EXERCISE DIRECTIONS =
An exact copy of the records is required, minus the pictures they hold.

Records about charts and figures =
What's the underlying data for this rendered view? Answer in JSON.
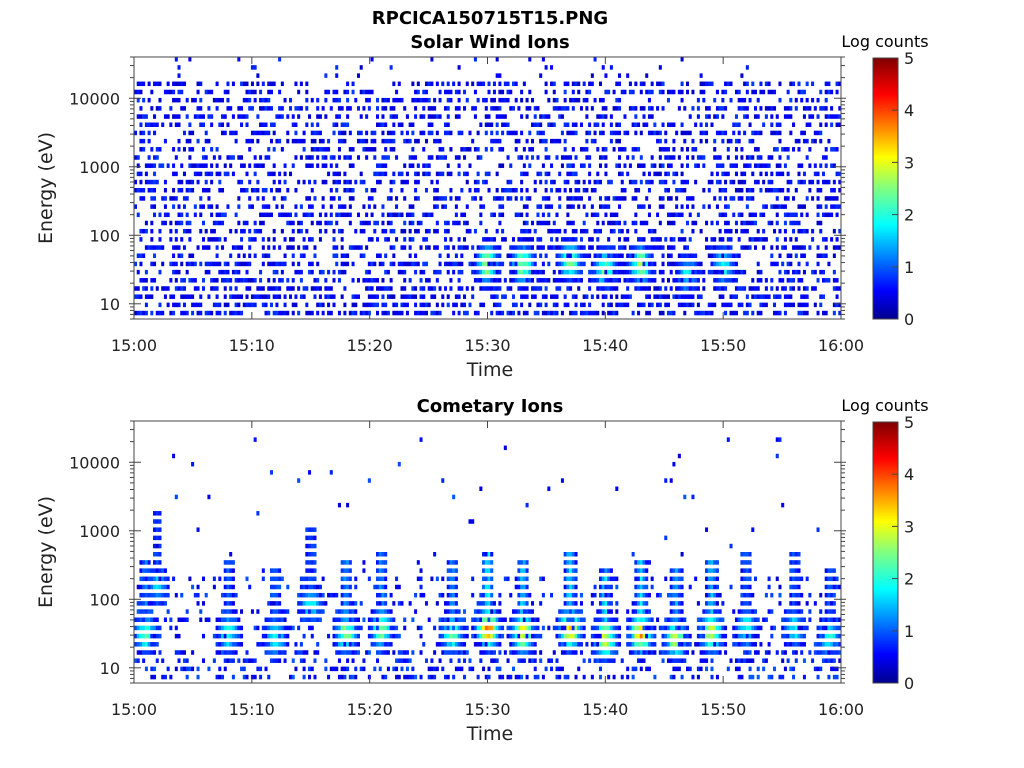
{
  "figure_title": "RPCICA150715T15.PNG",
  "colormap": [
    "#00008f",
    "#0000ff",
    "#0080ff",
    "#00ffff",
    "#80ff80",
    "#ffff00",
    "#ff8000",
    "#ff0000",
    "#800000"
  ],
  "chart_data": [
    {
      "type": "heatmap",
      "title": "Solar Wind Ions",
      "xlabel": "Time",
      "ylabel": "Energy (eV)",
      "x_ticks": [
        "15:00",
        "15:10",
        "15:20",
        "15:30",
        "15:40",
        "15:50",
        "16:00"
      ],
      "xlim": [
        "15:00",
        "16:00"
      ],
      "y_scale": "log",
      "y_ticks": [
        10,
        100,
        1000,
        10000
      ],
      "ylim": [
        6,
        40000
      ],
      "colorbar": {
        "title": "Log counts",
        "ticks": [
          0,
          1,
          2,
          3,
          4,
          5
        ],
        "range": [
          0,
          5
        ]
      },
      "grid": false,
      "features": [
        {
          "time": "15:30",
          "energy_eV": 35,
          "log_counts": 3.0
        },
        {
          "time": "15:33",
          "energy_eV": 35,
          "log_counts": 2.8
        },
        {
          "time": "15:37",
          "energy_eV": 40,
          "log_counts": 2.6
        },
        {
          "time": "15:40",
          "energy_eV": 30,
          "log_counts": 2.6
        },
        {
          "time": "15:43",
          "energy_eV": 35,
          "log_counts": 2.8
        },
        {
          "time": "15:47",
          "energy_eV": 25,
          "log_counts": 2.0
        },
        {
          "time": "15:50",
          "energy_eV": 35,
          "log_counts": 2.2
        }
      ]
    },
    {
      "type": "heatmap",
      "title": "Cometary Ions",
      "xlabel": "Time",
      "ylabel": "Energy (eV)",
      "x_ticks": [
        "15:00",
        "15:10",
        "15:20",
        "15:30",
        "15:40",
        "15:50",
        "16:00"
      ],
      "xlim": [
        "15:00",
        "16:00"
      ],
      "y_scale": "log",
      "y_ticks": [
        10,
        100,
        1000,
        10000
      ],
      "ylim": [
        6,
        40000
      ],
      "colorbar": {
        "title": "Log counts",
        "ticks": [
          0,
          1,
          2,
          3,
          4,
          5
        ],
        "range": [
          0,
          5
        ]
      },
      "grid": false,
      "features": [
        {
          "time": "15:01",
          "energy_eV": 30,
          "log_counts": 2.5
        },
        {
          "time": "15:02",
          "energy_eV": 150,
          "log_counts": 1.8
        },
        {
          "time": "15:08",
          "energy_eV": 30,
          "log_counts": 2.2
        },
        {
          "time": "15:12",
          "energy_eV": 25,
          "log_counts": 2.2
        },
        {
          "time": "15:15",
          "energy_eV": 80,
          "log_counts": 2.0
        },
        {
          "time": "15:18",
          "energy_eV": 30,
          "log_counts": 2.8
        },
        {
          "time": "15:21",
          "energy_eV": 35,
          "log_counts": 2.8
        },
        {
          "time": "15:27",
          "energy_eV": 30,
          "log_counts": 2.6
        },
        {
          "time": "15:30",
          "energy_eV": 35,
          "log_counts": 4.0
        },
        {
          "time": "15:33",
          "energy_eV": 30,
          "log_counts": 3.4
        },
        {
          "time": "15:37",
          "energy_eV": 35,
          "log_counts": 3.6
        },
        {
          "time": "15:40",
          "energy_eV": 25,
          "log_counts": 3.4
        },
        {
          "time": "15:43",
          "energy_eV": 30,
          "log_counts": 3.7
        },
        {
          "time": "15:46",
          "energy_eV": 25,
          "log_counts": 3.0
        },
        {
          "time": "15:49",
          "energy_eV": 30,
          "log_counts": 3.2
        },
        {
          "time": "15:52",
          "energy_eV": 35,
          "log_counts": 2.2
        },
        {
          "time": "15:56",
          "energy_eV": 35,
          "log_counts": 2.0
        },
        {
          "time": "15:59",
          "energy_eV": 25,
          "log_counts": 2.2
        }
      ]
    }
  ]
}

RESPONSE =
What's the underlying data for this rendered view? Answer in JSON.
{
  "figure_title": "RPCICA150715T15.PNG",
  "colormap": [
    "#00008f",
    "#0000ff",
    "#0080ff",
    "#00ffff",
    "#80ff80",
    "#ffff00",
    "#ff8000",
    "#ff0000",
    "#800000"
  ],
  "chart_data": [
    {
      "type": "heatmap",
      "title": "Solar Wind Ions",
      "xlabel": "Time",
      "ylabel": "Energy (eV)",
      "x_ticks": [
        "15:00",
        "15:10",
        "15:20",
        "15:30",
        "15:40",
        "15:50",
        "16:00"
      ],
      "xlim": [
        "15:00",
        "16:00"
      ],
      "y_scale": "log",
      "y_ticks": [
        10,
        100,
        1000,
        10000
      ],
      "ylim": [
        6,
        40000
      ],
      "colorbar": {
        "title": "Log counts",
        "ticks": [
          0,
          1,
          2,
          3,
          4,
          5
        ],
        "range": [
          0,
          5
        ]
      },
      "grid": false,
      "features": [
        {
          "time": "15:30",
          "energy_eV": 35,
          "log_counts": 3.0
        },
        {
          "time": "15:33",
          "energy_eV": 35,
          "log_counts": 2.8
        },
        {
          "time": "15:37",
          "energy_eV": 40,
          "log_counts": 2.6
        },
        {
          "time": "15:40",
          "energy_eV": 30,
          "log_counts": 2.6
        },
        {
          "time": "15:43",
          "energy_eV": 35,
          "log_counts": 2.8
        },
        {
          "time": "15:47",
          "energy_eV": 25,
          "log_counts": 2.0
        },
        {
          "time": "15:50",
          "energy_eV": 35,
          "log_counts": 2.2
        }
      ]
    },
    {
      "type": "heatmap",
      "title": "Cometary Ions",
      "xlabel": "Time",
      "ylabel": "Energy (eV)",
      "x_ticks": [
        "15:00",
        "15:10",
        "15:20",
        "15:30",
        "15:40",
        "15:50",
        "16:00"
      ],
      "xlim": [
        "15:00",
        "16:00"
      ],
      "y_scale": "log",
      "y_ticks": [
        10,
        100,
        1000,
        10000
      ],
      "ylim": [
        6,
        40000
      ],
      "colorbar": {
        "title": "Log counts",
        "ticks": [
          0,
          1,
          2,
          3,
          4,
          5
        ],
        "range": [
          0,
          5
        ]
      },
      "grid": false,
      "features": [
        {
          "time": "15:01",
          "energy_eV": 30,
          "log_counts": 2.5
        },
        {
          "time": "15:02",
          "energy_eV": 150,
          "log_counts": 1.8
        },
        {
          "time": "15:08",
          "energy_eV": 30,
          "log_counts": 2.2
        },
        {
          "time": "15:12",
          "energy_eV": 25,
          "log_counts": 2.2
        },
        {
          "time": "15:15",
          "energy_eV": 80,
          "log_counts": 2.0
        },
        {
          "time": "15:18",
          "energy_eV": 30,
          "log_counts": 2.8
        },
        {
          "time": "15:21",
          "energy_eV": 35,
          "log_counts": 2.8
        },
        {
          "time": "15:27",
          "energy_eV": 30,
          "log_counts": 2.6
        },
        {
          "time": "15:30",
          "energy_eV": 35,
          "log_counts": 4.0
        },
        {
          "time": "15:33",
          "energy_eV": 30,
          "log_counts": 3.4
        },
        {
          "time": "15:37",
          "energy_eV": 35,
          "log_counts": 3.6
        },
        {
          "time": "15:40",
          "energy_eV": 25,
          "log_counts": 3.4
        },
        {
          "time": "15:43",
          "energy_eV": 30,
          "log_counts": 3.7
        },
        {
          "time": "15:46",
          "energy_eV": 25,
          "log_counts": 3.0
        },
        {
          "time": "15:49",
          "energy_eV": 30,
          "log_counts": 3.2
        },
        {
          "time": "15:52",
          "energy_eV": 35,
          "log_counts": 2.2
        },
        {
          "time": "15:56",
          "energy_eV": 35,
          "log_counts": 2.0
        },
        {
          "time": "15:59",
          "energy_eV": 25,
          "log_counts": 2.2
        }
      ]
    }
  ]
}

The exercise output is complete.